### Instructions for the task
Quote each record exactly, please, leaving none out.

### Exercise materials

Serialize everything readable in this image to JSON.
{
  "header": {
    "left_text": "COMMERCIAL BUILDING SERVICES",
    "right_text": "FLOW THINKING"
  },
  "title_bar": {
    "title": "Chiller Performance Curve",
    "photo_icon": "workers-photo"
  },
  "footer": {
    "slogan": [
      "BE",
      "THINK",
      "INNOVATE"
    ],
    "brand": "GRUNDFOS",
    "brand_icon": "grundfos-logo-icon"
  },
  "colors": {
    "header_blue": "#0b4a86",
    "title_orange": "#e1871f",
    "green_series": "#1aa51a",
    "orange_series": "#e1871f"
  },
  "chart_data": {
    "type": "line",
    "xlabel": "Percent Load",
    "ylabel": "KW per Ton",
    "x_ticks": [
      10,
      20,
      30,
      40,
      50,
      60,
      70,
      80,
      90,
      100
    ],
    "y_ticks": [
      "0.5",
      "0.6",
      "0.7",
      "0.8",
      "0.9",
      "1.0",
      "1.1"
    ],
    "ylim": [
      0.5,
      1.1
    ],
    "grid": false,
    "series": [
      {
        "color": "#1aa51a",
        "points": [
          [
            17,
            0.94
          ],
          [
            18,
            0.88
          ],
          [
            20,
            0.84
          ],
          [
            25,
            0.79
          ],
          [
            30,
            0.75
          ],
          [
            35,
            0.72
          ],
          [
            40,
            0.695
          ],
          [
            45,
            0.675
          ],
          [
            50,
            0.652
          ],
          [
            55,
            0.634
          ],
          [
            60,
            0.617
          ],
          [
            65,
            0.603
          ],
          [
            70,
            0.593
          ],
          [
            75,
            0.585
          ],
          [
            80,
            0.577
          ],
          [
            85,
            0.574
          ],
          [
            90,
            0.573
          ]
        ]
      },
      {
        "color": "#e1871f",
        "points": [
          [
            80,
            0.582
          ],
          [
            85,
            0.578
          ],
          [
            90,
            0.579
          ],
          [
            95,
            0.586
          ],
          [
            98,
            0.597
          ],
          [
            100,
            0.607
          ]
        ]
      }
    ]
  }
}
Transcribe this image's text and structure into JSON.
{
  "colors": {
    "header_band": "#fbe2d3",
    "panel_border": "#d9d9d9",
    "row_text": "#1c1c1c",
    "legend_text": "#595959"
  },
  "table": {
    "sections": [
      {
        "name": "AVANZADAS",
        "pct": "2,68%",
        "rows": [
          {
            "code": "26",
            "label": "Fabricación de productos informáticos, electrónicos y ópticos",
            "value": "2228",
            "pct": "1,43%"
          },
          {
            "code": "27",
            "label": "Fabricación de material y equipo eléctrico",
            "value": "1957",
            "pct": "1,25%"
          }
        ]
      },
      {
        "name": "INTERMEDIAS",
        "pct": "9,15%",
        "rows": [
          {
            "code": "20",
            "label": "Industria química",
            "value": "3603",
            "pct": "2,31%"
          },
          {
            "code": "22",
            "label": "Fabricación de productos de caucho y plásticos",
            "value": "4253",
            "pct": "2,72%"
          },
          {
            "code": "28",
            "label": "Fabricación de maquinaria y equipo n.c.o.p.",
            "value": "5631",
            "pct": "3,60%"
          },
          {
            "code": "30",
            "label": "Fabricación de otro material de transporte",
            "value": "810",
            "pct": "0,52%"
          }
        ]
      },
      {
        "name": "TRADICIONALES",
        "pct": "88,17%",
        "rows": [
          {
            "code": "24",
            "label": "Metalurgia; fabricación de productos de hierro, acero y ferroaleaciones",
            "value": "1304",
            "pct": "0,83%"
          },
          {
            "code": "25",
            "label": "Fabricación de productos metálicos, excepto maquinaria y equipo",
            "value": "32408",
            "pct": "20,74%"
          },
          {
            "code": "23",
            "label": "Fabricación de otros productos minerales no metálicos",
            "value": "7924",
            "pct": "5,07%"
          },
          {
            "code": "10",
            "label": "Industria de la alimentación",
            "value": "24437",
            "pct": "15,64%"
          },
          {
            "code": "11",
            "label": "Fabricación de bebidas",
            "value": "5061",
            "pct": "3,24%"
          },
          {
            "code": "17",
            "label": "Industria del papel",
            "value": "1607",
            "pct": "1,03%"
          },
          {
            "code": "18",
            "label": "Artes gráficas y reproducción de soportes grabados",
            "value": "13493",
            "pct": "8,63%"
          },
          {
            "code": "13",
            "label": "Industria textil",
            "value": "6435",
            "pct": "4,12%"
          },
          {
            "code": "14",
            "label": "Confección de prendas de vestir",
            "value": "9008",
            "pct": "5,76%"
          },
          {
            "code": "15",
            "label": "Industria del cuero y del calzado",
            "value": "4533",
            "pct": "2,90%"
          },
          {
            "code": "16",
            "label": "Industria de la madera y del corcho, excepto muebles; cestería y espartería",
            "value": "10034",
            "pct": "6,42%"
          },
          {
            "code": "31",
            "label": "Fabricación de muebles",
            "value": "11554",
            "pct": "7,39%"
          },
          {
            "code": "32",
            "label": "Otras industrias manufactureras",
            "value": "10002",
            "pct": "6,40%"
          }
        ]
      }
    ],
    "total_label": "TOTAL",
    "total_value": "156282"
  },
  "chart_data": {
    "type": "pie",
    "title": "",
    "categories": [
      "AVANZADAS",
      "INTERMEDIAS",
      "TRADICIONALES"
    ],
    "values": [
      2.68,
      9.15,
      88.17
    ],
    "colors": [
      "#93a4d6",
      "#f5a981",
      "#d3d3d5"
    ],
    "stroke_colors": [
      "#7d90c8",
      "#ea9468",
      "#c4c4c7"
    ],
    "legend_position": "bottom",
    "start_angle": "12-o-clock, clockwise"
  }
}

### Task solution
Serialize everything readable in this image to JSON.
{
  "header": {
    "left_text": "COMMERCIAL BUILDING SERVICES",
    "right_text": "FLOW THINKING"
  },
  "title_bar": {
    "title": "Chiller Performance Curve",
    "photo_icon": "workers-photo"
  },
  "footer": {
    "slogan": [
      "BE",
      "THINK",
      "INNOVATE"
    ],
    "brand": "GRUNDFOS",
    "brand_icon": "grundfos-logo-icon"
  },
  "colors": {
    "header_blue": "#0b4a86",
    "title_orange": "#e1871f",
    "green_series": "#1aa51a",
    "orange_series": "#e1871f"
  },
  "chart_data": {
    "type": "line",
    "xlabel": "Percent Load",
    "ylabel": "KW per Ton",
    "x_ticks": [
      10,
      20,
      30,
      40,
      50,
      60,
      70,
      80,
      90,
      100
    ],
    "y_ticks": [
      "0.5",
      "0.6",
      "0.7",
      "0.8",
      "0.9",
      "1.0",
      "1.1"
    ],
    "ylim": [
      0.5,
      1.1
    ],
    "grid": false,
    "series": [
      {
        "color": "#1aa51a",
        "points": [
          [
            17,
            0.94
          ],
          [
            18,
            0.88
          ],
          [
            20,
            0.84
          ],
          [
            25,
            0.79
          ],
          [
            30,
            0.75
          ],
          [
            35,
            0.72
          ],
          [
            40,
            0.695
          ],
          [
            45,
            0.675
          ],
          [
            50,
            0.652
          ],
          [
            55,
            0.634
          ],
          [
            60,
            0.617
          ],
          [
            65,
            0.603
          ],
          [
            70,
            0.593
          ],
          [
            75,
            0.585
          ],
          [
            80,
            0.577
          ],
          [
            85,
            0.574
          ],
          [
            90,
            0.573
          ]
        ]
      },
      {
        "color": "#e1871f",
        "points": [
          [
            80,
            0.582
          ],
          [
            85,
            0.578
          ],
          [
            90,
            0.579
          ],
          [
            95,
            0.586
          ],
          [
            98,
            0.597
          ],
          [
            100,
            0.607
          ]
        ]
      }
    ]
  }
}
Transcribe this image's text and structure into JSON.
{
  "colors": {
    "header_band": "#fbe2d3",
    "panel_border": "#d9d9d9",
    "row_text": "#1c1c1c",
    "legend_text": "#595959"
  },
  "table": {
    "sections": [
      {
        "name": "AVANZADAS",
        "pct": "2,68%",
        "rows": [
          {
            "code": "26",
            "label": "Fabricación de productos informáticos, electrónicos y ópticos",
            "value": "2228",
            "pct": "1,43%"
          },
          {
            "code": "27",
            "label": "Fabricación de material y equipo eléctrico",
            "value": "1957",
            "pct": "1,25%"
          }
        ]
      },
      {
        "name": "INTERMEDIAS",
        "pct": "9,15%",
        "rows": [
          {
            "code": "20",
            "label": "Industria química",
            "value": "3603",
            "pct": "2,31%"
          },
          {
            "code": "22",
            "label": "Fabricación de productos de caucho y plásticos",
            "value": "4253",
            "pct": "2,72%"
          },
          {
            "code": "28",
            "label": "Fabricación de maquinaria y equipo n.c.o.p.",
            "value": "5631",
            "pct": "3,60%"
          },
          {
            "code": "30",
            "label": "Fabricación de otro material de transporte",
            "value": "810",
            "pct": "0,52%"
          }
        ]
      },
      {
        "name": "TRADICIONALES",
        "pct": "88,17%",
        "rows": [
          {
            "code": "24",
            "label": "Metalurgia; fabricación de productos de hierro, acero y ferroaleaciones",
            "value": "1304",
            "pct": "0,83%"
          },
          {
            "code": "25",
            "label": "Fabricación de productos metálicos, excepto maquinaria y equipo",
            "value": "32408",
            "pct": "20,74%"
          },
          {
            "code": "23",
            "label": "Fabricación de otros productos minerales no metálicos",
            "value": "7924",
            "pct": "5,07%"
          },
          {
            "code": "10",
            "label": "Industria de la alimentación",
            "value": "24437",
            "pct": "15,64%"
          },
          {
            "code": "11",
            "label": "Fabricación de bebidas",
            "value": "5061",
            "pct": "3,24%"
          },
          {
            "code": "17",
            "label": "Industria del papel",
            "value": "1607",
            "pct": "1,03%"
          },
          {
            "code": "18",
            "label": "Artes gráficas y reproducción de soportes grabados",
            "value": "13493",
            "pct": "8,63%"
          },
          {
            "code": "13",
            "label": "Industria textil",
            "value": "6435",
            "pct": "4,12%"
          },
          {
            "code": "14",
            "label": "Confección de prendas de vestir",
            "value": "9008",
            "pct": "5,76%"
          },
          {
            "code": "15",
            "label": "Industria del cuero y del calzado",
            "value": "4533",
            "pct": "2,90%"
          },
          {
            "code": "16",
            "label": "Industria de la madera y del corcho, excepto muebles; cestería y espartería",
            "value": "10034",
            "pct": "6,42%"
          },
          {
            "code": "31",
            "label": "Fabricación de muebles",
            "value": "11554",
            "pct": "7,39%"
          },
          {
            "code": "32",
            "label": "Otras industrias manufactureras",
            "value": "10002",
            "pct": "6,40%"
          }
        ]
      }
    ],
    "total_label": "TOTAL",
    "total_value": "156282"
  },
  "chart_data": {
    "type": "pie",
    "title": "",
    "categories": [
      "AVANZADAS",
      "INTERMEDIAS",
      "TRADICIONALES"
    ],
    "values": [
      2.68,
      9.15,
      88.17
    ],
    "colors": [
      "#93a4d6",
      "#f5a981",
      "#d3d3d5"
    ],
    "stroke_colors": [
      "#7d90c8",
      "#ea9468",
      "#c4c4c7"
    ],
    "legend_position": "bottom",
    "start_angle": "12-o-clock, clockwise"
  }
}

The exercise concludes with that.